## Extract provided
----------

|Publication number||US4264090 A|
|Application number||US 06/033,148|
|Publication date||Apr 28, 1981|
|Filing date||Apr 24, 1979|
|Priority date||Apr 24, 1979|
|Publication number||033148, 06033148, US 4264090 A, US 4264090A, US-A-4264090, US4264090 A, US4264090A|
|Inventors||J. Robert Davies|
|Original Assignee||Rodac Developments Inc.|
|Export Citation||BiBTeX, EndNote, RefMan|
|Patent Citations (3), Referenced by (18), Classifications (4)|
|External Links: USPTO, USPTO Assignment, Espacenet|
The present invention relates to ice skate scabbards for protection of ice skate blades when the skate is not in use.
Skate scabbards are widely used to protect ice skate blades from damage and injury to others when the skates are not in use. Conventional ice skates have an elongate blade which includes a projecting heel portion. Skate scabbards in common use depend on attachment of a sprung element to the projecting heel to hold the skate scabbard on the blade.
Some newer skate blade designs, such as the so-called "Tuuk" skate, do not have a projecting heel portion, the toe and heel of the blade being rounded. It is, therefore, not possible to use the conventional skate scabbard with these skates. As far as we are aware, there is no product available which satisfactorily functions as a skate scabbard for the "Tuuk" skate or similar skates.
The present invention provides an ice skate scabbard which may be conveniently and effectively mounted on an ice skate blade of any design, include the heel-less designs, such as, the "Tuuk" blade.
In the present invention, an ice skate scabbard includes an elongate body member generally contoured to follow the skate contour and having an elongate skate blade-receiving slot formed in the top surface thereof, and at least two longitudinally-spaced blade gripping means mounted in the body for frictional grip of the side faces of an ice skate blade received in the slot.
By frictionally gripping the ice skate blade in the body slot, the scabbard is securely mounted over the blade edge sufficient to prevent accidental dislodgement therefrom and to prevent damage to the blade when the skate is not in use. When it is desired to expose the blade edge, manual removal is readily effected by the application of a force sufficient to overcome the frictional grip force.
FIG. 1 is a perspective exploded view of a skate scabbard provided in accordance with one embodiment of the invention,
FIGS. 2 to 4 are sectional views taken on line II--II of FIG. 1 illustrating assembly of insert members within the body portion of the scabbard; and
FIG. 5 is a sectional view taken on line II--II of FIG. 1 illustrating the scabbard in use.
Referring to the drawings, an ice skate scabbard 10 for an ice skate 11 consists of an integrally-formed body member having a pair of longitudinally spaced-apart elongate blade gripping insert members 14 permanently mounted in the body member 12. It is preferred to provide two such insert members 14 but greater numbers may be provided, if desired.
The body member 12 preferably is molded from suitable rigid or semi-rigid plastic material and has a slightly bowed shape to conform to the skate blade contour. The forward longitudinal end of the body member 12 is tapered at 15 to provide assistance in walking on skates 11 having the scabbard 10 thereon.

----------

## Extracted information
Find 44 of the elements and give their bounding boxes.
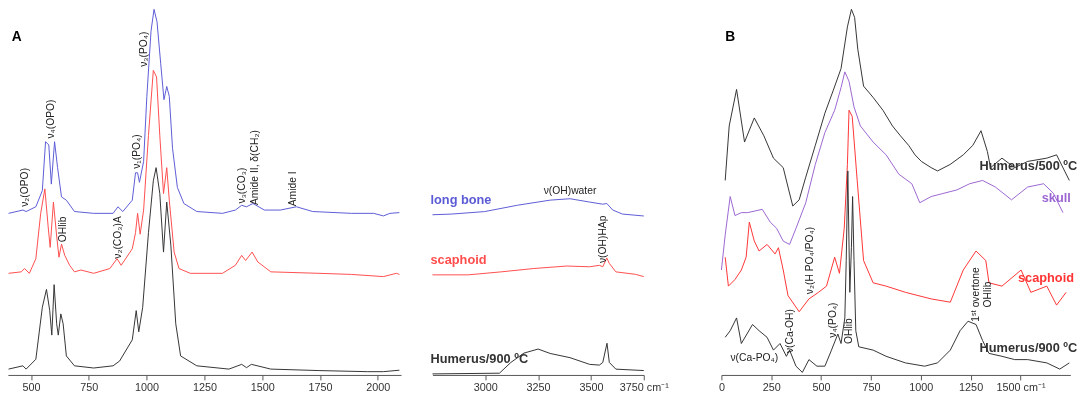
series-label: long bone xyxy=(430,191,492,207)
text: ν(OH)water xyxy=(543,184,597,196)
annotation: ν(Ca-PO₄) xyxy=(730,352,779,364)
annotation: ν₂(H PO₄/PO₄) xyxy=(804,226,816,295)
annotation: Amide I xyxy=(287,171,299,207)
x-tick-label: 1250 xyxy=(959,381,984,394)
annotation: Amide II, δ(CH₂) xyxy=(249,130,261,206)
x-tick-label: 1250 xyxy=(192,381,217,394)
x-tick-label: 1750 xyxy=(308,381,333,394)
annotation: ν(OH)HAp xyxy=(597,215,609,264)
x-tick-label: 3000 xyxy=(473,381,498,394)
annotation: ν(Ca-OH) xyxy=(783,309,795,354)
annotation: ν₂(OPO) xyxy=(19,167,31,207)
annotation: ν₁(PO₄) xyxy=(131,134,143,169)
text: A xyxy=(11,28,22,44)
annotation: ν₂(CO₃)A xyxy=(111,216,123,259)
series-label: Humerus/900 ºC xyxy=(979,340,1078,356)
x-tick-label: 1000 xyxy=(909,381,934,394)
x-tick-label: 500 xyxy=(812,381,831,394)
annotation: ν₃(PO₄) xyxy=(138,31,150,67)
series-label: skull xyxy=(1041,189,1071,205)
x-tick-label: 750 xyxy=(80,381,99,394)
annotation: ν₄(OPO) xyxy=(45,99,57,139)
x-tick-label: 3500 xyxy=(579,381,604,394)
x-tick-label: 2000 xyxy=(366,381,391,394)
annotation: 1ˢᵗ overtone OHlib xyxy=(969,267,993,322)
x-tick-label: 1500 xyxy=(250,381,275,394)
series-label: Humerus/500 ºC xyxy=(979,157,1078,173)
annotation: OHlib xyxy=(57,216,69,243)
x-tick-label: 500 xyxy=(22,381,41,394)
x-tick-label: 1000 xyxy=(135,381,160,394)
x-tick-label: 3250 xyxy=(526,381,551,394)
x-tick-label: 750 xyxy=(862,381,881,394)
series-label: Humerus/900 ºC xyxy=(430,351,529,367)
annotation: ν₃(CO₃) xyxy=(235,167,247,204)
series-label: scaphoid xyxy=(430,252,487,268)
x-tick-label: 3750 cm⁻¹ xyxy=(619,381,670,394)
annotation: ν₄(PO₄) xyxy=(827,302,839,338)
annotation: OHlib xyxy=(842,317,854,344)
text: B xyxy=(725,28,736,44)
x-tick-label: 250 xyxy=(762,381,781,394)
x-tick-label: 1500 cm⁻¹ xyxy=(996,381,1046,394)
series-label: scaphoid xyxy=(1017,269,1074,285)
x-tick-label: 0 xyxy=(718,381,725,394)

----------

## What you need to do
**A)** In the ice skate scabbard patent, what is the body member preferably molded from?
**B)** Condense the paragraph of the ice skate scabbard patent that begins "Some newer skate blade designs" into a short bulleted list that keeps its main facts.
**C)** Carry the ice skate scabbard patent forward from its final sentence, keeping its technical style.

## Outputs in order
**A)** A suitable rigid or semi-rigid plastic material.

**B)**
- Some newer skate blade designs, such as the "Tuuk" skate, lack a projecting heel portion; the toe and heel of the blade are rounded.
- The conventional skate scabbard therefore cannot be used with these skates.
- As far as the inventors are aware, no available product satisfactorily serves as a scabbard for the "Tuuk" skate or similar skates.

**C)**
The body member 12 has a longitudinal blade-receiving slot 16 formed along the length thereof from adjacent the forward end to the rearward end thereof and extending for a substantial depth therein. The blade-receiving slot 16 has a width at least sufficient to receive the width of skate blades intended to be received therein. Blade thicknesses vary depending on the intended use of the skates, such as, figure skating, ice hockey and recreational skating, and the slot 16 may be dimensioned to ensure that all common skate thicknesses can be accommodated. Alternatively, the slot 16 may be dimensioned to snugly receive only one particular skate thickness.
The blade-receiving slot 16 has 2 pairs of opposed elongate recesses 18 formed at spaced locations therealong and extending for the depth of the slot 16 to receive the blade-gripping insert members 14 in snug fit relationship with the body member 12, as described in more detail below.
A plurality of longitudinally-extending slits 20 are formed through the side walls 21 of the body member 12 generally perpendicularly thereto into communication with the lower extremities of the recesses 18, as may be seen more particularly in FIG. 2.
Inwardly-directed integral flanges 22 project from the side walls 23 of the recesses 18 immediately vertically above the entrance of the slits 20 into the recess 18 (see FIG. 2) and longitudinally extend substantially for the longitudinal length of the slits 20. The flanges 22 define with the lower extremity of the recess 18 blade gripping member securement undercuts 24. The flanges 22 have a downwardly-sloping upper surface 25 to assist in assembly of the blade gripping members 14 in the recesses 18, as outlined in more detail below.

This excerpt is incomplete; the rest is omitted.